Copy the records below exactly, omitting any pictures they contain.

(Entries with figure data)
══════

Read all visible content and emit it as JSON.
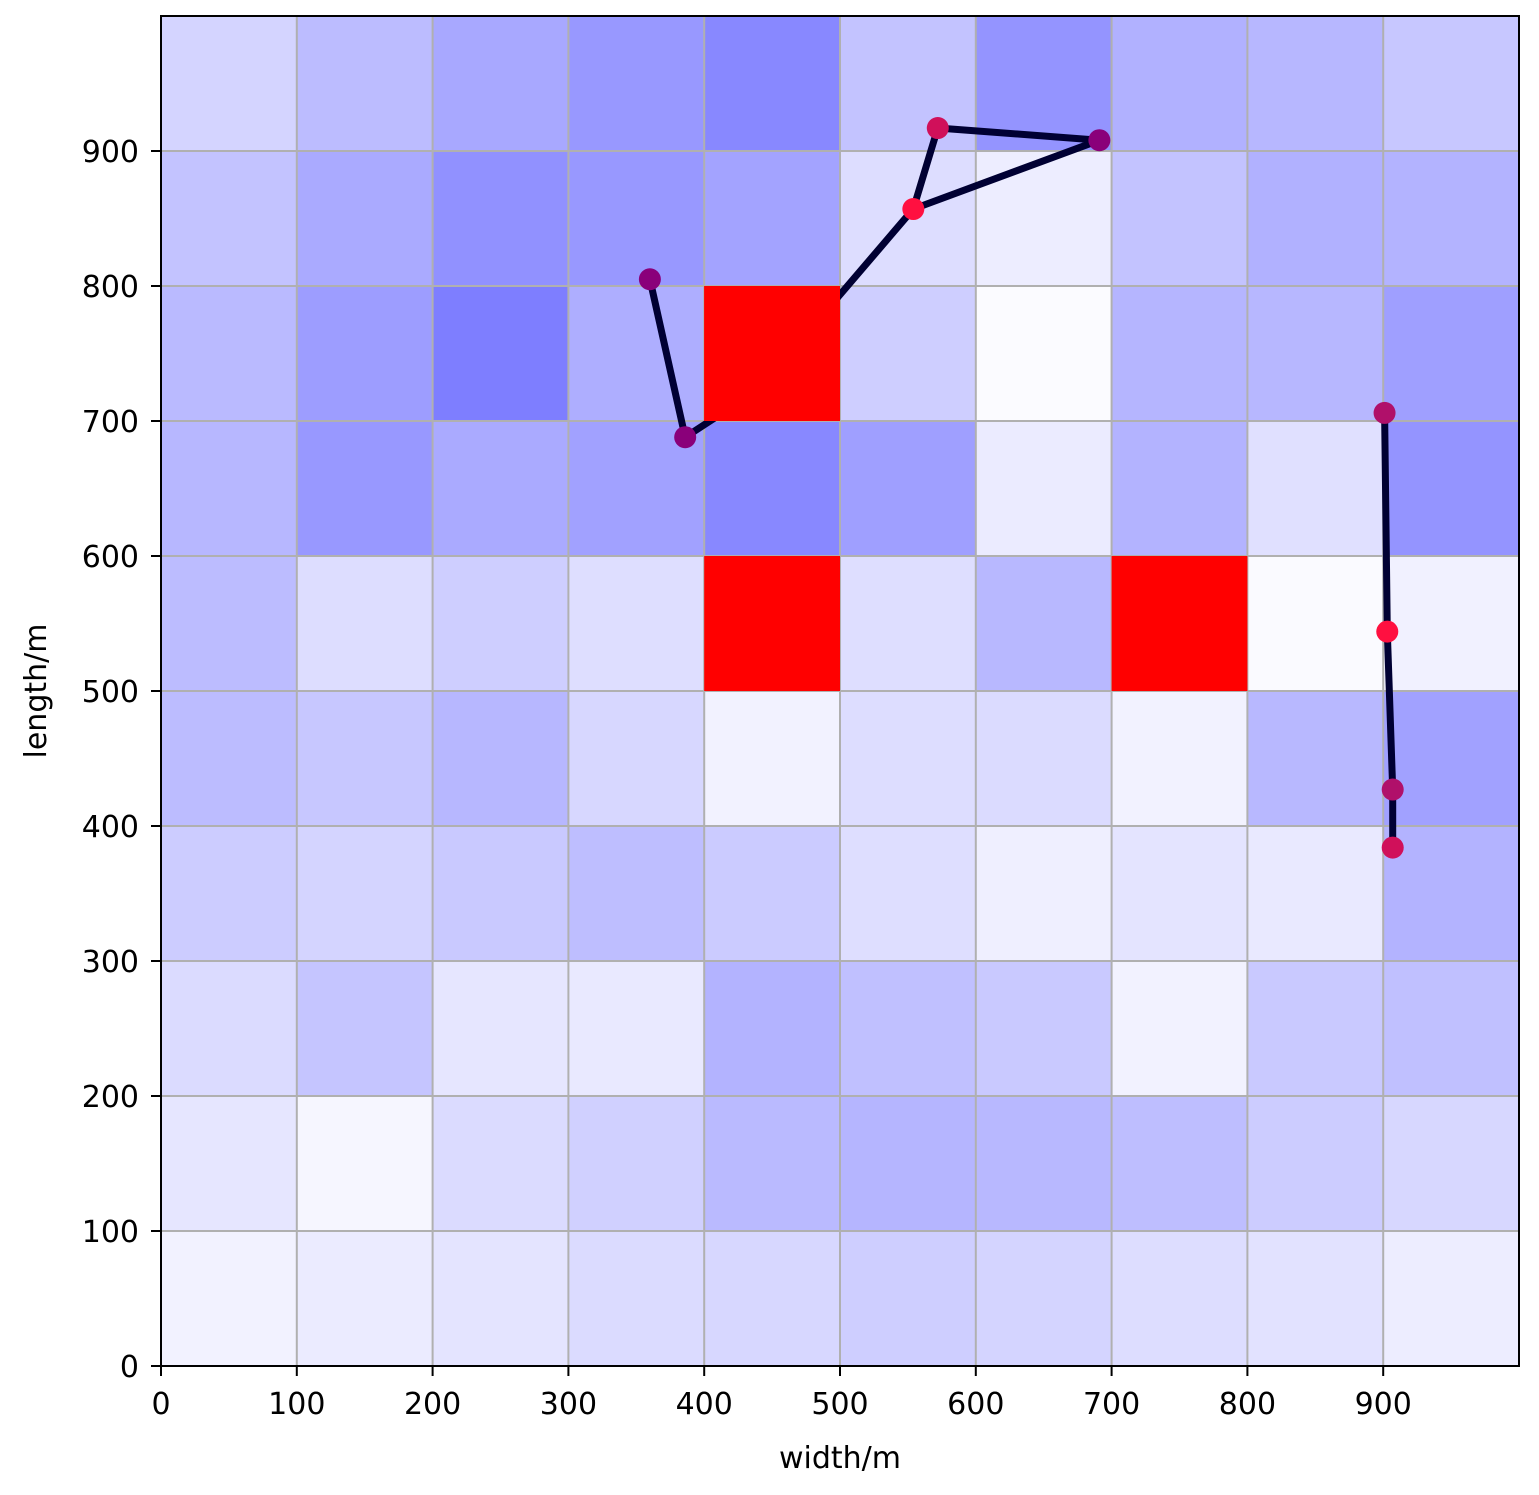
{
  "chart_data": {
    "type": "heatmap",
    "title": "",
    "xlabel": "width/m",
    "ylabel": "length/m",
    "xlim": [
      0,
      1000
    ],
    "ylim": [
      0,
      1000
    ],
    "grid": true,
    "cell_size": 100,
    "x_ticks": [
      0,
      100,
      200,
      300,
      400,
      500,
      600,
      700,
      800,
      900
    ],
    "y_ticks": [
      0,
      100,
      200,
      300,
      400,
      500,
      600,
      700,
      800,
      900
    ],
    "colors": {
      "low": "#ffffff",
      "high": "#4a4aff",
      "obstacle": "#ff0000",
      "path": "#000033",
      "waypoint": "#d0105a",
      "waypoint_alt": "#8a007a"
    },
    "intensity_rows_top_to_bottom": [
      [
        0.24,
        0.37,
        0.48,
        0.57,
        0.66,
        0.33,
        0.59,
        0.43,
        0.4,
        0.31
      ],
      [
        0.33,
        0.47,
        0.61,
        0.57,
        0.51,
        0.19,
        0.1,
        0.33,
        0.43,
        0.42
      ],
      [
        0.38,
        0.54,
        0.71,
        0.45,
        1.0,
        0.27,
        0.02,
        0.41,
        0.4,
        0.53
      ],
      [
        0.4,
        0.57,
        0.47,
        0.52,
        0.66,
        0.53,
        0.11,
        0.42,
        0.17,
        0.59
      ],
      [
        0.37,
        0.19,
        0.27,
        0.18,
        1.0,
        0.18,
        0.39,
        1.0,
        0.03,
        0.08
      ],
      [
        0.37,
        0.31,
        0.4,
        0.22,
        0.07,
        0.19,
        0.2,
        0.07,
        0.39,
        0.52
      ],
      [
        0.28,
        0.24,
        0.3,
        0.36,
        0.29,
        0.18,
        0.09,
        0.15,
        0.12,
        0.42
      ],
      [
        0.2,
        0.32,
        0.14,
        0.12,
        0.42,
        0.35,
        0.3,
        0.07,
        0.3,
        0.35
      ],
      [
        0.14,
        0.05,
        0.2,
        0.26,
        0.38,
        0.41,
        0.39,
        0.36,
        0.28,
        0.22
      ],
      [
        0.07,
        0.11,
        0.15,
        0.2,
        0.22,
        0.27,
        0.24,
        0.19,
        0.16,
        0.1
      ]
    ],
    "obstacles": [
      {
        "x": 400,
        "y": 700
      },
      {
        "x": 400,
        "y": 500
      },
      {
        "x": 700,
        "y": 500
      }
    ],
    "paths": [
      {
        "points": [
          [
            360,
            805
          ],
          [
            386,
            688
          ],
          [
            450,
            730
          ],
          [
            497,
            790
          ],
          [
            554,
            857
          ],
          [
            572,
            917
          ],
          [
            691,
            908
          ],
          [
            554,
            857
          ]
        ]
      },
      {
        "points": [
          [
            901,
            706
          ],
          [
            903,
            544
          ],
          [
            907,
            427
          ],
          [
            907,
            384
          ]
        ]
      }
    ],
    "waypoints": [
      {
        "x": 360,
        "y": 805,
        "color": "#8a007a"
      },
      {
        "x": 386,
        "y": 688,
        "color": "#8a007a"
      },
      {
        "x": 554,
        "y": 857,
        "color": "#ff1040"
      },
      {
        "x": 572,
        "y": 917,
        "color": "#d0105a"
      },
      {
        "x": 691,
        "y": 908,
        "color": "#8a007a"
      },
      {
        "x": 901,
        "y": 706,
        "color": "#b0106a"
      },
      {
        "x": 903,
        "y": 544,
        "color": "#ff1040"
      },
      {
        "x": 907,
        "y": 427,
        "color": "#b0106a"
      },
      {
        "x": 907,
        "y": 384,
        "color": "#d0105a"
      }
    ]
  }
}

══════

EXPECTED ANSWER |
Read all visible content and emit it as JSON.
{
  "chart_data": {
    "type": "heatmap",
    "title": "",
    "xlabel": "width/m",
    "ylabel": "length/m",
    "xlim": [
      0,
      1000
    ],
    "ylim": [
      0,
      1000
    ],
    "grid": true,
    "cell_size": 100,
    "x_ticks": [
      0,
      100,
      200,
      300,
      400,
      500,
      600,
      700,
      800,
      900
    ],
    "y_ticks": [
      0,
      100,
      200,
      300,
      400,
      500,
      600,
      700,
      800,
      900
    ],
    "colors": {
      "low": "#ffffff",
      "high": "#4a4aff",
      "obstacle": "#ff0000",
      "path": "#000033",
      "waypoint": "#d0105a",
      "waypoint_alt": "#8a007a"
    },
    "intensity_rows_top_to_bottom": [
      [
        0.24,
        0.37,
        0.48,
        0.57,
        0.66,
        0.33,
        0.59,
        0.43,
        0.4,
        0.31
      ],
      [
        0.33,
        0.47,
        0.61,
        0.57,
        0.51,
        0.19,
        0.1,
        0.33,
        0.43,
        0.42
      ],
      [
        0.38,
        0.54,
        0.71,
        0.45,
        1.0,
        0.27,
        0.02,
        0.41,
        0.4,
        0.53
      ],
      [
        0.4,
        0.57,
        0.47,
        0.52,
        0.66,
        0.53,
        0.11,
        0.42,
        0.17,
        0.59
      ],
      [
        0.37,
        0.19,
        0.27,
        0.18,
        1.0,
        0.18,
        0.39,
        1.0,
        0.03,
        0.08
      ],
      [
        0.37,
        0.31,
        0.4,
        0.22,
        0.07,
        0.19,
        0.2,
        0.07,
        0.39,
        0.52
      ],
      [
        0.28,
        0.24,
        0.3,
        0.36,
        0.29,
        0.18,
        0.09,
        0.15,
        0.12,
        0.42
      ],
      [
        0.2,
        0.32,
        0.14,
        0.12,
        0.42,
        0.35,
        0.3,
        0.07,
        0.3,
        0.35
      ],
      [
        0.14,
        0.05,
        0.2,
        0.26,
        0.38,
        0.41,
        0.39,
        0.36,
        0.28,
        0.22
      ],
      [
        0.07,
        0.11,
        0.15,
        0.2,
        0.22,
        0.27,
        0.24,
        0.19,
        0.16,
        0.1
      ]
    ],
    "obstacles": [
      {
        "x": 400,
        "y": 700
      },
      {
        "x": 400,
        "y": 500
      },
      {
        "x": 700,
        "y": 500
      }
    ],
    "paths": [
      {
        "points": [
          [
            360,
            805
          ],
          [
            386,
            688
          ],
          [
            450,
            730
          ],
          [
            497,
            790
          ],
          [
            554,
            857
          ],
          [
            572,
            917
          ],
          [
            691,
            908
          ],
          [
            554,
            857
          ]
        ]
      },
      {
        "points": [
          [
            901,
            706
          ],
          [
            903,
            544
          ],
          [
            907,
            427
          ],
          [
            907,
            384
          ]
        ]
      }
    ],
    "waypoints": [
      {
        "x": 360,
        "y": 805,
        "color": "#8a007a"
      },
      {
        "x": 386,
        "y": 688,
        "color": "#8a007a"
      },
      {
        "x": 554,
        "y": 857,
        "color": "#ff1040"
      },
      {
        "x": 572,
        "y": 917,
        "color": "#d0105a"
      },
      {
        "x": 691,
        "y": 908,
        "color": "#8a007a"
      },
      {
        "x": 901,
        "y": 706,
        "color": "#b0106a"
      },
      {
        "x": 903,
        "y": 544,
        "color": "#ff1040"
      },
      {
        "x": 907,
        "y": 427,
        "color": "#b0106a"
      },
      {
        "x": 907,
        "y": 384,
        "color": "#d0105a"
      }
    ]
  }
}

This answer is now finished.